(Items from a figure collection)
***
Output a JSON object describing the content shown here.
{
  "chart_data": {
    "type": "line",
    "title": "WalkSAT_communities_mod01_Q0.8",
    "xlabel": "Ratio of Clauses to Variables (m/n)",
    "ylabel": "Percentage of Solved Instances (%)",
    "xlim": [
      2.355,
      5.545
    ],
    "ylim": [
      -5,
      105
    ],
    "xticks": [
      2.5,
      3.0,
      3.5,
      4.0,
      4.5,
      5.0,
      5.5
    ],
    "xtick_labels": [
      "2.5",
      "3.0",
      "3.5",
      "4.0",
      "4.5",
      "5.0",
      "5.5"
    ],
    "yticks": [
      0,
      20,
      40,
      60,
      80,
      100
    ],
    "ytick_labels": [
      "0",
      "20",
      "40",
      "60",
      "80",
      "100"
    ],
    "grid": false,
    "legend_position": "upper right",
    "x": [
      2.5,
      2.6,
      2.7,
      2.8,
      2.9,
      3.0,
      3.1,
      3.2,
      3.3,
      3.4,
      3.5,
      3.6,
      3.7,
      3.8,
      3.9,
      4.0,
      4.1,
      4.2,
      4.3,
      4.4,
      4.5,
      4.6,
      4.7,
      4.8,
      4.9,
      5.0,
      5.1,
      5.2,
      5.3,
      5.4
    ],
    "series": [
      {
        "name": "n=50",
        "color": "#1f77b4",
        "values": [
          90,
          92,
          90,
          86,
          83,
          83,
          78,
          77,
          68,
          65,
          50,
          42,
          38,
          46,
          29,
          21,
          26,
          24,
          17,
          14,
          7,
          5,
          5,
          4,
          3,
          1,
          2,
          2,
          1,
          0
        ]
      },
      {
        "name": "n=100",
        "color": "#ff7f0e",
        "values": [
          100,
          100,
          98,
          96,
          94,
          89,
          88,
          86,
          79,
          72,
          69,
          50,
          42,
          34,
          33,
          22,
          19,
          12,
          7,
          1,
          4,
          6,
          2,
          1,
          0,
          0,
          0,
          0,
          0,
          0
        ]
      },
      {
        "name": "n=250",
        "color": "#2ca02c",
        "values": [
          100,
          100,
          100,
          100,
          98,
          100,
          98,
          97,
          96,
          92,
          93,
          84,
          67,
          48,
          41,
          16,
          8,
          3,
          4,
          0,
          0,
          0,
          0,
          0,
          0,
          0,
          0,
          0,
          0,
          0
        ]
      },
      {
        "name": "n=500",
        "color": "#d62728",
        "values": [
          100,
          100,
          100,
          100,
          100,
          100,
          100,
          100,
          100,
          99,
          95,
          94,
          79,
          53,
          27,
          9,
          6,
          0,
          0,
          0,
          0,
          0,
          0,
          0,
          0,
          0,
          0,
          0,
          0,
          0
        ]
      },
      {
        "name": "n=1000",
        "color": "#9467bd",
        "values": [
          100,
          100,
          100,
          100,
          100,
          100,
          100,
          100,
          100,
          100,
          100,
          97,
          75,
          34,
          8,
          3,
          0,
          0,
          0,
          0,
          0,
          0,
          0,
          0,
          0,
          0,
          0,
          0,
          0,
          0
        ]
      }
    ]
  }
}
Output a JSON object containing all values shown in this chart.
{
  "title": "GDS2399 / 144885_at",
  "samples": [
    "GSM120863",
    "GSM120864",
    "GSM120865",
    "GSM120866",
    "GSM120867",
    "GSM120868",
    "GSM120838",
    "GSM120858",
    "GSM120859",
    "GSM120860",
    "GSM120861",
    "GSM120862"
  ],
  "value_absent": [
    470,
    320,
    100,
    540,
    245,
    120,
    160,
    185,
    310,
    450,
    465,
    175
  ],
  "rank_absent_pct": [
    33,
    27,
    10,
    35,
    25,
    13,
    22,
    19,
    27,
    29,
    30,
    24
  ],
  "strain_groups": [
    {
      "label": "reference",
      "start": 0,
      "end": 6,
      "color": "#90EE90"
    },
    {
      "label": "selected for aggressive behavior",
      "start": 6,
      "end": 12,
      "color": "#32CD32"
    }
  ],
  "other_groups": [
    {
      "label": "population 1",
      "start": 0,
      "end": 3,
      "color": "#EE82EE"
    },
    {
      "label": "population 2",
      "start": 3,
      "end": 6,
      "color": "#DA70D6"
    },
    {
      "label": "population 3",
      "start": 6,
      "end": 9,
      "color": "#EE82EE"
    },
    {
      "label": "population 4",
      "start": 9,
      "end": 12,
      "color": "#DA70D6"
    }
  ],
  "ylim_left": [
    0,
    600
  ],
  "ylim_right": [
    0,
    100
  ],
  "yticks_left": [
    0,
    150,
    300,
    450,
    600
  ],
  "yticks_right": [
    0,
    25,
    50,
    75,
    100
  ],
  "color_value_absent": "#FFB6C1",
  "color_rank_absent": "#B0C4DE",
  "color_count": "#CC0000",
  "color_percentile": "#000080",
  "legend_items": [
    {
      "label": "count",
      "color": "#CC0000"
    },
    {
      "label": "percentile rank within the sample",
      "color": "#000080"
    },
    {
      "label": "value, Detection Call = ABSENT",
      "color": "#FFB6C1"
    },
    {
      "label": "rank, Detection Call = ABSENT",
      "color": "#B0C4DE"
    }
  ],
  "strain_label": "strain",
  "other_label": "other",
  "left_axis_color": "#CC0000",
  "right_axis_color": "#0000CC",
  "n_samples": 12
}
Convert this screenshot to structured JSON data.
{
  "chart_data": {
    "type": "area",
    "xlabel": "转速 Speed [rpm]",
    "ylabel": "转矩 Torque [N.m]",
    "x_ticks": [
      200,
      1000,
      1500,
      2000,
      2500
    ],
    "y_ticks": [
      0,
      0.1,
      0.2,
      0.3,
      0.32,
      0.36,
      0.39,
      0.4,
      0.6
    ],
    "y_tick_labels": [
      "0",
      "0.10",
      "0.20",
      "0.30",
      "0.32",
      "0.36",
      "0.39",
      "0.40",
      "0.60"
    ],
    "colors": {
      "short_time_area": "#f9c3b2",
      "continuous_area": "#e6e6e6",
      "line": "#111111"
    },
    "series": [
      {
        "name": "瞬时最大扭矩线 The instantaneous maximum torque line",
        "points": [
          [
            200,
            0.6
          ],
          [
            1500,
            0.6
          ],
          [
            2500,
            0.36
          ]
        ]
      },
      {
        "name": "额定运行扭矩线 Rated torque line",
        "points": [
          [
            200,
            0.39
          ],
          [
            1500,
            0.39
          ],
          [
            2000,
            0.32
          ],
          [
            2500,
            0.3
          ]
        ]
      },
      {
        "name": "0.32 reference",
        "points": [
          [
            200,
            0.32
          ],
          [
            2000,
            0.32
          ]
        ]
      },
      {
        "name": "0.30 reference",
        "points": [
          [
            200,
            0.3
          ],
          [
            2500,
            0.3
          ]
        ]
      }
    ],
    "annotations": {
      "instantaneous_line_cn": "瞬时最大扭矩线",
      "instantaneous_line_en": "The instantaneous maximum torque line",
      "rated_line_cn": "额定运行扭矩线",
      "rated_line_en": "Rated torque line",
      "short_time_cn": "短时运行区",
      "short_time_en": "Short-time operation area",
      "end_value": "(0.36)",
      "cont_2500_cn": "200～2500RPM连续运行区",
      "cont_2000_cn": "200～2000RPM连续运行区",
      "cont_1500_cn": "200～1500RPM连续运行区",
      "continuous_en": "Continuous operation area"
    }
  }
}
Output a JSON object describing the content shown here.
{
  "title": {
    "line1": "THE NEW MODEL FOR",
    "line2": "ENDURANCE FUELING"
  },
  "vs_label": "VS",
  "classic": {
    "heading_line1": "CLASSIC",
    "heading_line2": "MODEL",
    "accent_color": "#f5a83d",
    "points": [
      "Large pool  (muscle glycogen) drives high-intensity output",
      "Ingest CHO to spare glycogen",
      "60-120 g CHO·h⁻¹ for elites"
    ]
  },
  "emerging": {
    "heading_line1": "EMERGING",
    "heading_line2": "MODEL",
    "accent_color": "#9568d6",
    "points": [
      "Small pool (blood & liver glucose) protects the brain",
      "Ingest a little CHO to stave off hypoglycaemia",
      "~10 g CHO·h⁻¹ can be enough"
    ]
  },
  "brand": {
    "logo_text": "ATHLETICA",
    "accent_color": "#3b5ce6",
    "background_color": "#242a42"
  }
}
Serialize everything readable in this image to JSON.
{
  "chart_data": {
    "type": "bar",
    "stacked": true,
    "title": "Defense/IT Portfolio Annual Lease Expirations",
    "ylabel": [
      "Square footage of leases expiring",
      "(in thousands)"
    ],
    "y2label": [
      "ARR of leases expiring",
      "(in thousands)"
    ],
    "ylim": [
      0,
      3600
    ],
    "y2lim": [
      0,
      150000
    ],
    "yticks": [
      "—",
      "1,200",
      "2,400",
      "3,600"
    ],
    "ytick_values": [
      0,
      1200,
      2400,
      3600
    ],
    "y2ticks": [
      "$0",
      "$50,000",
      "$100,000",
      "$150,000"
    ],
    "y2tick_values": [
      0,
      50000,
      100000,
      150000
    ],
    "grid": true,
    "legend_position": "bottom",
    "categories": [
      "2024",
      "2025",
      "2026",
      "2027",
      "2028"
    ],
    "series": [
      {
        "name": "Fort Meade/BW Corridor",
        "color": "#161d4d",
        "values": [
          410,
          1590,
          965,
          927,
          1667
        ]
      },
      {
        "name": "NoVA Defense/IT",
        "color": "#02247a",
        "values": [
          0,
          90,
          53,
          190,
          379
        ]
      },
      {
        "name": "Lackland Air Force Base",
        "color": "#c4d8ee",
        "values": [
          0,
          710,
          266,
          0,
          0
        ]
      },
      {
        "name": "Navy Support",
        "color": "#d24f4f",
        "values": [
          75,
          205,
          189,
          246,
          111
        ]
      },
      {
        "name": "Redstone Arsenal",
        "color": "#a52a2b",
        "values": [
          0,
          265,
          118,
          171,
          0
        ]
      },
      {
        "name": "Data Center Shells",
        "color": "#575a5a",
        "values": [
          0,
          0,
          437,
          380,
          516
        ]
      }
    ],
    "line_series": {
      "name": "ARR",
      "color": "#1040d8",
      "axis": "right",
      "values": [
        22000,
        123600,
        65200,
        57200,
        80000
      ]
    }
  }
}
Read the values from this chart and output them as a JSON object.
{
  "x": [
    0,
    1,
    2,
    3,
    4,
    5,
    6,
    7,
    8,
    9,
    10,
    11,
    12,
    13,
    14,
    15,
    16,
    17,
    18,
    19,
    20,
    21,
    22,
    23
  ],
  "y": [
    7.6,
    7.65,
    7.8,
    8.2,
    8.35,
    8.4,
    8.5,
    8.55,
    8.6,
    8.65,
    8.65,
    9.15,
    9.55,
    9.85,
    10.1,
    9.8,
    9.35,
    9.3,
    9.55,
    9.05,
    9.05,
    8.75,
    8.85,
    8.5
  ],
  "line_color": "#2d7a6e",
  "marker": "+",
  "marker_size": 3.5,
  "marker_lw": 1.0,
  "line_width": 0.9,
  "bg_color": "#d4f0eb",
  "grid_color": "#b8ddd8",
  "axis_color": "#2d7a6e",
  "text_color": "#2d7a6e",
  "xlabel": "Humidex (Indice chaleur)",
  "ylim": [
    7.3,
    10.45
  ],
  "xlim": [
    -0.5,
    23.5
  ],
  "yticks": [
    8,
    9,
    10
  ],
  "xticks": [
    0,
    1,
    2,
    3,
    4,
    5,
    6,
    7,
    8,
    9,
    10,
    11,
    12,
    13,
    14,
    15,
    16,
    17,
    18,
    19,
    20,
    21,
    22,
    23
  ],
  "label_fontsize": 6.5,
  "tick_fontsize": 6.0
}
***
» Aim: Emit verbatim the lines running from the one with "Read the values" through the last line of the data, both endpoints inclusive.

» Result of the task:
Read the values from this chart and output them as a JSON object.
{
  "x": [
    0,
    1,
    2,
    3,
    4,
    5,
    6,
    7,
    8,
    9,
    10,
    11,
    12,
    13,
    14,
    15,
    16,
    17,
    18,
    19,
    20,
    21,
    22,
    23
  ],
  "y": [
    7.6,
    7.65,
    7.8,
    8.2,
    8.35,
    8.4,
    8.5,
    8.55,
    8.6,
    8.65,
    8.65,
    9.15,
    9.55,
    9.85,
    10.1,
    9.8,
    9.35,
    9.3,
    9.55,
    9.05,
    9.05,
    8.75,
    8.85,
    8.5
  ],
  "line_color": "#2d7a6e",
  "marker": "+",
  "marker_size": 3.5,
  "marker_lw": 1.0,
  "line_width": 0.9,
  "bg_color": "#d4f0eb",
  "grid_color": "#b8ddd8",
  "axis_color": "#2d7a6e",
  "text_color": "#2d7a6e",
  "xlabel": "Humidex (Indice chaleur)",
  "ylim": [
    7.3,
    10.45
  ],
  "xlim": [
    -0.5,
    23.5
  ],
  "yticks": [
    8,
    9,
    10
  ],
  "xticks": [
    0,
    1,
    2,
    3,
    4,
    5,
    6,
    7,
    8,
    9,
    10,
    11,
    12,
    13,
    14,
    15,
    16,
    17,
    18,
    19,
    20,
    21,
    22,
    23
  ],
  "label_fontsize": 6.5,
  "tick_fontsize": 6.0
}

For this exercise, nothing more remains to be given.